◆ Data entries
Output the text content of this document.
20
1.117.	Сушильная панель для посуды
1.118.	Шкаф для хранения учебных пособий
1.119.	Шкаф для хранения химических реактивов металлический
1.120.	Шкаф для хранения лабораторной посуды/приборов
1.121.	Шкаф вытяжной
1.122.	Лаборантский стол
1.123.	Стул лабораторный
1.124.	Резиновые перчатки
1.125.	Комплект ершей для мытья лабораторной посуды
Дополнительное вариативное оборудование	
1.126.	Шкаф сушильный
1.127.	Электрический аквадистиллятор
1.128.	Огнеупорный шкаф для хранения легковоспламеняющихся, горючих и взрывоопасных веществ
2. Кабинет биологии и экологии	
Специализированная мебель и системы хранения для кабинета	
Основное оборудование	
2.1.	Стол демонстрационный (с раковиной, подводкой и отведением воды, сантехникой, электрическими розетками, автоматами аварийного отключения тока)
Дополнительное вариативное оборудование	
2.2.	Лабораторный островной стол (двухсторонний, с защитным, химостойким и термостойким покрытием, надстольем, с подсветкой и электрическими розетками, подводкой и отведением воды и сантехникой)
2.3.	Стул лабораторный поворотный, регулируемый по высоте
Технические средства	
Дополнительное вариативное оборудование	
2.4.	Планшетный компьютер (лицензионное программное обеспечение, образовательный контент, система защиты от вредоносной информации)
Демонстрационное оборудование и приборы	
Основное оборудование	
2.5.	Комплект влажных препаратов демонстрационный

◆ GIVEN EXERCISE
Which lines of the data above contain "хранения"? Copy each one.

◆ RESPONSE
1.118.	Шкаф для хранения учебных пособий
1.119.	Шкаф для хранения химических реактивов металлический
1.120.	Шкаф для хранения лабораторной посуды/приборов
1.128.	Огнеупорный шкаф для хранения легковоспламеняющихся, горючих и взрывоопасных веществ
Специализированная мебель и системы хранения для кабинета	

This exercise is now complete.